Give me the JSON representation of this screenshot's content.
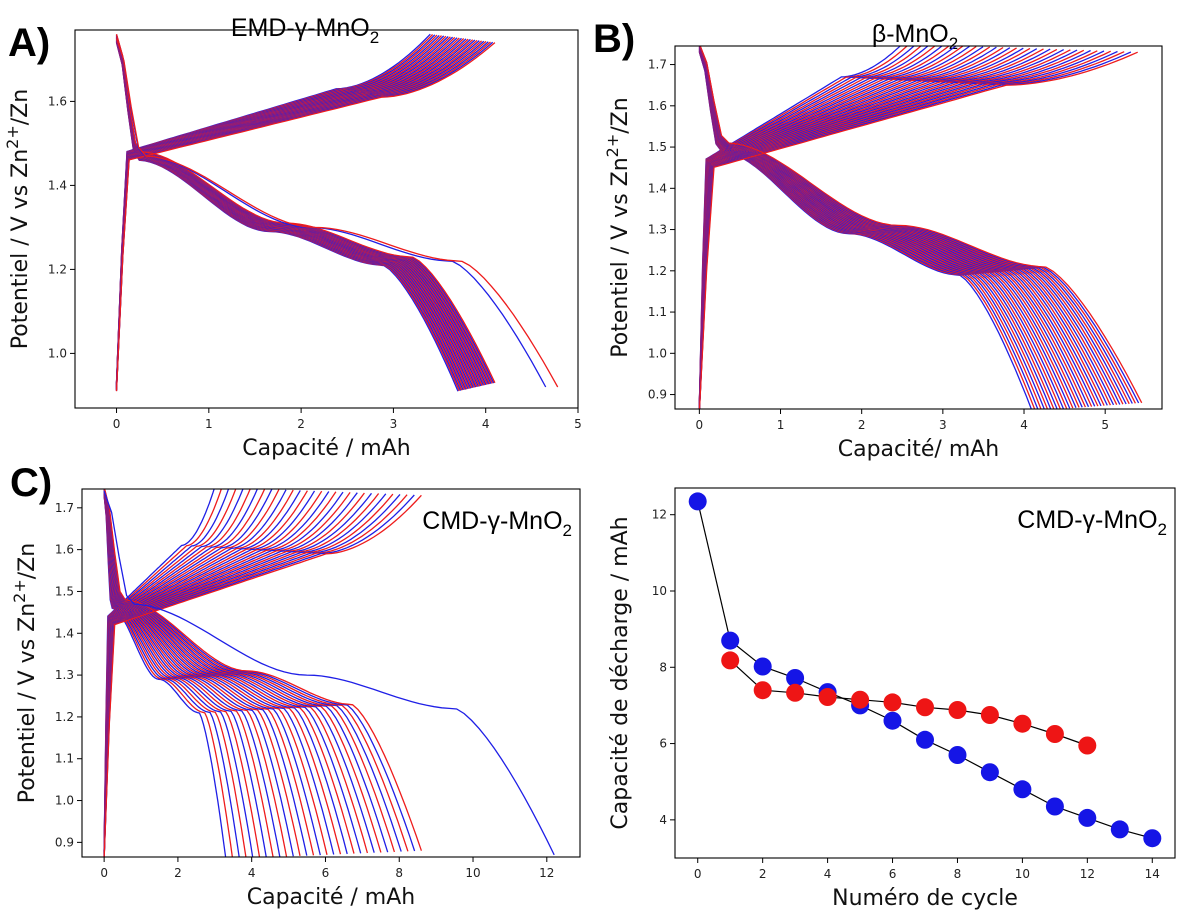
{
  "chart_data": [
    {
      "id": "A",
      "type": "line",
      "panel_letter": "A)",
      "title": "EMD-γ-MnO",
      "title_subscript": "2",
      "title_position": "top",
      "xlabel": "Capacité / mAh",
      "ylabel": "Potentiel / V vs Zn",
      "ylabel_superscript": "2+",
      "ylabel_suffix": "/Zn",
      "xlim": [
        -0.45,
        5.0
      ],
      "ylim": [
        0.87,
        1.77
      ],
      "xticks": [
        0,
        1,
        2,
        3,
        4,
        5
      ],
      "yticks": [
        1.0,
        1.2,
        1.4,
        1.6
      ],
      "ytick_labels": [
        "1.0",
        "1.2",
        "1.4",
        "1.6"
      ],
      "series_colors": [
        "#1f1fe6",
        "#ee1c1c"
      ],
      "profile": {
        "v_top": 1.75,
        "v_bottom": 0.92,
        "charge_plateau": 1.5,
        "charge_end": 1.62,
        "discharge_high": 1.42,
        "discharge_low": 1.3,
        "discharge_knee": 1.22,
        "cap_start_charge": 3.4,
        "cap_end_charge": 4.1,
        "cap_start_discharge": 3.7,
        "cap_end_discharge": 4.1,
        "outlier_discharge": [
          4.65,
          4.78
        ],
        "curves": 30
      }
    },
    {
      "id": "B",
      "type": "line",
      "panel_letter": "B)",
      "title": "β-MnO",
      "title_subscript": "2",
      "title_position": "top",
      "xlabel": "Capacité/ mAh",
      "ylabel": "Potentiel / V vs Zn",
      "ylabel_superscript": "2+",
      "ylabel_suffix": "/Zn",
      "xlim": [
        -0.3,
        5.7
      ],
      "ylim": [
        0.865,
        1.745
      ],
      "xticks": [
        0,
        1,
        2,
        3,
        4,
        5
      ],
      "yticks": [
        0.9,
        1.0,
        1.1,
        1.2,
        1.3,
        1.4,
        1.5,
        1.6,
        1.7
      ],
      "ytick_labels": [
        "0.9",
        "1.0",
        "1.1",
        "1.2",
        "1.3",
        "1.4",
        "1.5",
        "1.6",
        "1.7"
      ],
      "series_colors": [
        "#1f1fe6",
        "#ee1c1c"
      ],
      "profile": {
        "v_top": 1.74,
        "v_bottom": 0.87,
        "charge_plateau": 1.49,
        "charge_end": 1.66,
        "discharge_high": 1.45,
        "discharge_low": 1.3,
        "discharge_knee": 1.2,
        "cap_start_charge": 2.5,
        "cap_end_charge": 5.4,
        "cap_start_discharge": 4.1,
        "cap_end_discharge": 5.45,
        "outlier_discharge": [],
        "curves": 36
      }
    },
    {
      "id": "C",
      "type": "line",
      "panel_letter": "C)",
      "title": "CMD-γ-MnO",
      "title_subscript": "2",
      "title_position": "inside-top-right",
      "xlabel": "Capacité / mAh",
      "ylabel": "Potentiel / V vs Zn",
      "ylabel_superscript": "2+",
      "ylabel_suffix": "/Zn",
      "xlim": [
        -0.6,
        12.9
      ],
      "ylim": [
        0.865,
        1.745
      ],
      "xticks": [
        0,
        2,
        4,
        6,
        8,
        10,
        12
      ],
      "yticks": [
        0.9,
        1.0,
        1.1,
        1.2,
        1.3,
        1.4,
        1.5,
        1.6,
        1.7
      ],
      "ytick_labels": [
        "0.9",
        "1.0",
        "1.1",
        "1.2",
        "1.3",
        "1.4",
        "1.5",
        "1.6",
        "1.7"
      ],
      "series_colors": [
        "#1f1fe6",
        "#ee1c1c"
      ],
      "profile": {
        "v_top": 1.74,
        "v_bottom": 0.87,
        "charge_plateau": 1.46,
        "charge_end": 1.6,
        "discharge_high": 1.42,
        "discharge_low": 1.3,
        "discharge_knee": 1.22,
        "cap_start_charge": 3.0,
        "cap_end_charge": 8.6,
        "cap_start_discharge": 3.3,
        "cap_end_discharge": 8.6,
        "outlier_discharge": [
          12.2
        ],
        "curves": 30
      }
    },
    {
      "id": "D",
      "type": "scatter",
      "panel_letter": "",
      "title": "CMD-γ-MnO",
      "title_subscript": "2",
      "title_position": "inside-top-right",
      "xlabel": "Numéro de cycle",
      "ylabel": "Capacité de décharge / mAh",
      "xlim": [
        -0.7,
        14.7
      ],
      "ylim": [
        3.0,
        12.7
      ],
      "xticks": [
        0,
        2,
        4,
        6,
        8,
        10,
        12,
        14
      ],
      "yticks": [
        4,
        6,
        8,
        10,
        12
      ],
      "ytick_labels": [
        "4",
        "6",
        "8",
        "10",
        "12"
      ],
      "series": [
        {
          "color": "#1515e6",
          "x": [
            0,
            1,
            2,
            3,
            4,
            5,
            6,
            7,
            8,
            9,
            10,
            11,
            12,
            13,
            14
          ],
          "y": [
            12.35,
            8.7,
            8.02,
            7.72,
            7.35,
            7.0,
            6.6,
            6.1,
            5.7,
            5.25,
            4.8,
            4.35,
            4.05,
            3.75,
            3.52
          ]
        },
        {
          "color": "#ee1515",
          "x": [
            1,
            2,
            3,
            4,
            5,
            6,
            7,
            8,
            9,
            10,
            11,
            12
          ],
          "y": [
            8.18,
            7.4,
            7.33,
            7.22,
            7.15,
            7.08,
            6.95,
            6.88,
            6.75,
            6.52,
            6.25,
            5.95
          ]
        }
      ]
    }
  ]
}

+===+

**Written exercise**: Keep the pictures out of the copy and write out the data exactly as it stands.

**Correct output**:
Give me the JSON representation of this screenshot's content.
{
  "chart_data": [
    {
      "id": "A",
      "type": "line",
      "panel_letter": "A)",
      "title": "EMD-γ-MnO",
      "title_subscript": "2",
      "title_position": "top",
      "xlabel": "Capacité / mAh",
      "ylabel": "Potentiel / V vs Zn",
      "ylabel_superscript": "2+",
      "ylabel_suffix": "/Zn",
      "xlim": [
        -0.45,
        5.0
      ],
      "ylim": [
        0.87,
        1.77
      ],
      "xticks": [
        0,
        1,
        2,
        3,
        4,
        5
      ],
      "yticks": [
        1.0,
        1.2,
        1.4,
        1.6
      ],
      "ytick_labels": [
        "1.0",
        "1.2",
        "1.4",
        "1.6"
      ],
      "series_colors": [
        "#1f1fe6",
        "#ee1c1c"
      ],
      "profile": {
        "v_top": 1.75,
        "v_bottom": 0.92,
        "charge_plateau": 1.5,
        "charge_end": 1.62,
        "discharge_high": 1.42,
        "discharge_low": 1.3,
        "discharge_knee": 1.22,
        "cap_start_charge": 3.4,
        "cap_end_charge": 4.1,
        "cap_start_discharge": 3.7,
        "cap_end_discharge": 4.1,
        "outlier_discharge": [
          4.65,
          4.78
        ],
        "curves": 30
      }
    },
    {
      "id": "B",
      "type": "line",
      "panel_letter": "B)",
      "title": "β-MnO",
      "title_subscript": "2",
      "title_position": "top",
      "xlabel": "Capacité/ mAh",
      "ylabel": "Potentiel / V vs Zn",
      "ylabel_superscript": "2+",
      "ylabel_suffix": "/Zn",
      "xlim": [
        -0.3,
        5.7
      ],
      "ylim": [
        0.865,
        1.745
      ],
      "xticks": [
        0,
        1,
        2,
        3,
        4,
        5
      ],
      "yticks": [
        0.9,
        1.0,
        1.1,
        1.2,
        1.3,
        1.4,
        1.5,
        1.6,
        1.7
      ],
      "ytick_labels": [
        "0.9",
        "1.0",
        "1.1",
        "1.2",
        "1.3",
        "1.4",
        "1.5",
        "1.6",
        "1.7"
      ],
      "series_colors": [
        "#1f1fe6",
        "#ee1c1c"
      ],
      "profile": {
        "v_top": 1.74,
        "v_bottom": 0.87,
        "charge_plateau": 1.49,
        "charge_end": 1.66,
        "discharge_high": 1.45,
        "discharge_low": 1.3,
        "discharge_knee": 1.2,
        "cap_start_charge": 2.5,
        "cap_end_charge": 5.4,
        "cap_start_discharge": 4.1,
        "cap_end_discharge": 5.45,
        "outlier_discharge": [],
        "curves": 36
      }
    },
    {
      "id": "C",
      "type": "line",
      "panel_letter": "C)",
      "title": "CMD-γ-MnO",
      "title_subscript": "2",
      "title_position": "inside-top-right",
      "xlabel": "Capacité / mAh",
      "ylabel": "Potentiel / V vs Zn",
      "ylabel_superscript": "2+",
      "ylabel_suffix": "/Zn",
      "xlim": [
        -0.6,
        12.9
      ],
      "ylim": [
        0.865,
        1.745
      ],
      "xticks": [
        0,
        2,
        4,
        6,
        8,
        10,
        12
      ],
      "yticks": [
        0.9,
        1.0,
        1.1,
        1.2,
        1.3,
        1.4,
        1.5,
        1.6,
        1.7
      ],
      "ytick_labels": [
        "0.9",
        "1.0",
        "1.1",
        "1.2",
        "1.3",
        "1.4",
        "1.5",
        "1.6",
        "1.7"
      ],
      "series_colors": [
        "#1f1fe6",
        "#ee1c1c"
      ],
      "profile": {
        "v_top": 1.74,
        "v_bottom": 0.87,
        "charge_plateau": 1.46,
        "charge_end": 1.6,
        "discharge_high": 1.42,
        "discharge_low": 1.3,
        "discharge_knee": 1.22,
        "cap_start_charge": 3.0,
        "cap_end_charge": 8.6,
        "cap_start_discharge": 3.3,
        "cap_end_discharge": 8.6,
        "outlier_discharge": [
          12.2
        ],
        "curves": 30
      }
    },
    {
      "id": "D",
      "type": "scatter",
      "panel_letter": "",
      "title": "CMD-γ-MnO",
      "title_subscript": "2",
      "title_position": "inside-top-right",
      "xlabel": "Numéro de cycle",
      "ylabel": "Capacité de décharge / mAh",
      "xlim": [
        -0.7,
        14.7
      ],
      "ylim": [
        3.0,
        12.7
      ],
      "xticks": [
        0,
        2,
        4,
        6,
        8,
        10,
        12,
        14
      ],
      "yticks": [
        4,
        6,
        8,
        10,
        12
      ],
      "ytick_labels": [
        "4",
        "6",
        "8",
        "10",
        "12"
      ],
      "series": [
        {
          "color": "#1515e6",
          "x": [
            0,
            1,
            2,
            3,
            4,
            5,
            6,
            7,
            8,
            9,
            10,
            11,
            12,
            13,
            14
          ],
          "y": [
            12.35,
            8.7,
            8.02,
            7.72,
            7.35,
            7.0,
            6.6,
            6.1,
            5.7,
            5.25,
            4.8,
            4.35,
            4.05,
            3.75,
            3.52
          ]
        },
        {
          "color": "#ee1515",
          "x": [
            1,
            2,
            3,
            4,
            5,
            6,
            7,
            8,
            9,
            10,
            11,
            12
          ],
          "y": [
            8.18,
            7.4,
            7.33,
            7.22,
            7.15,
            7.08,
            6.95,
            6.88,
            6.75,
            6.52,
            6.25,
            5.95
          ]
        }
      ]
    }
  ]
}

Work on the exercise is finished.